Task data.
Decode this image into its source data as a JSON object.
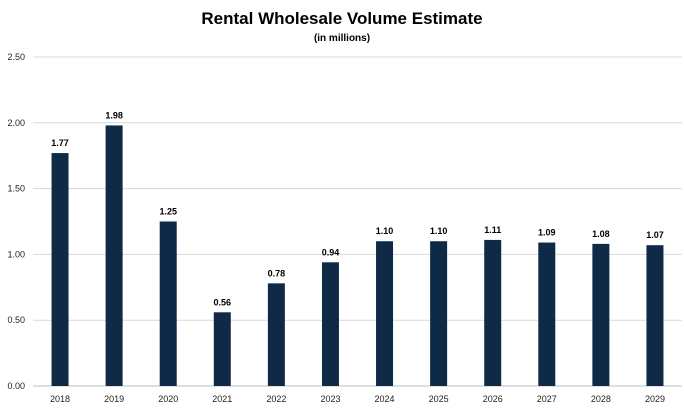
{
  "chart_data": {
    "type": "bar",
    "title": "Rental Wholesale Volume Estimate",
    "subtitle": "(in millions)",
    "xlabel": "",
    "ylabel": "",
    "categories": [
      "2018",
      "2019",
      "2020",
      "2021",
      "2022",
      "2023",
      "2024",
      "2025",
      "2026",
      "2027",
      "2028",
      "2029"
    ],
    "values": [
      1.77,
      1.98,
      1.25,
      0.56,
      0.78,
      0.94,
      1.1,
      1.1,
      1.11,
      1.09,
      1.08,
      1.07
    ],
    "data_labels": [
      "1.77",
      "1.98",
      "1.25",
      "0.56",
      "0.78",
      "0.94",
      "1.10",
      "1.10",
      "1.11",
      "1.09",
      "1.08",
      "1.07"
    ],
    "ylim": [
      0,
      2.5
    ],
    "y_ticks": [
      0,
      0.5,
      1.0,
      1.5,
      2.0,
      2.5
    ],
    "y_tick_labels": [
      "0.00",
      "0.50",
      "1.00",
      "1.50",
      "2.00",
      "2.50"
    ],
    "grid": true,
    "legend": "none",
    "bar_color": "#0f2a47"
  }
}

Written problem. Repeat the material above verbatim. Leave the pictures behind.

Expected output.
Decode this image into its source data as a JSON object.
{
  "chart_data": {
    "type": "bar",
    "title": "Rental Wholesale Volume Estimate",
    "subtitle": "(in millions)",
    "xlabel": "",
    "ylabel": "",
    "categories": [
      "2018",
      "2019",
      "2020",
      "2021",
      "2022",
      "2023",
      "2024",
      "2025",
      "2026",
      "2027",
      "2028",
      "2029"
    ],
    "values": [
      1.77,
      1.98,
      1.25,
      0.56,
      0.78,
      0.94,
      1.1,
      1.1,
      1.11,
      1.09,
      1.08,
      1.07
    ],
    "data_labels": [
      "1.77",
      "1.98",
      "1.25",
      "0.56",
      "0.78",
      "0.94",
      "1.10",
      "1.10",
      "1.11",
      "1.09",
      "1.08",
      "1.07"
    ],
    "ylim": [
      0,
      2.5
    ],
    "y_ticks": [
      0,
      0.5,
      1.0,
      1.5,
      2.0,
      2.5
    ],
    "y_tick_labels": [
      "0.00",
      "0.50",
      "1.00",
      "1.50",
      "2.00",
      "2.50"
    ],
    "grid": true,
    "legend": "none",
    "bar_color": "#0f2a47"
  }
}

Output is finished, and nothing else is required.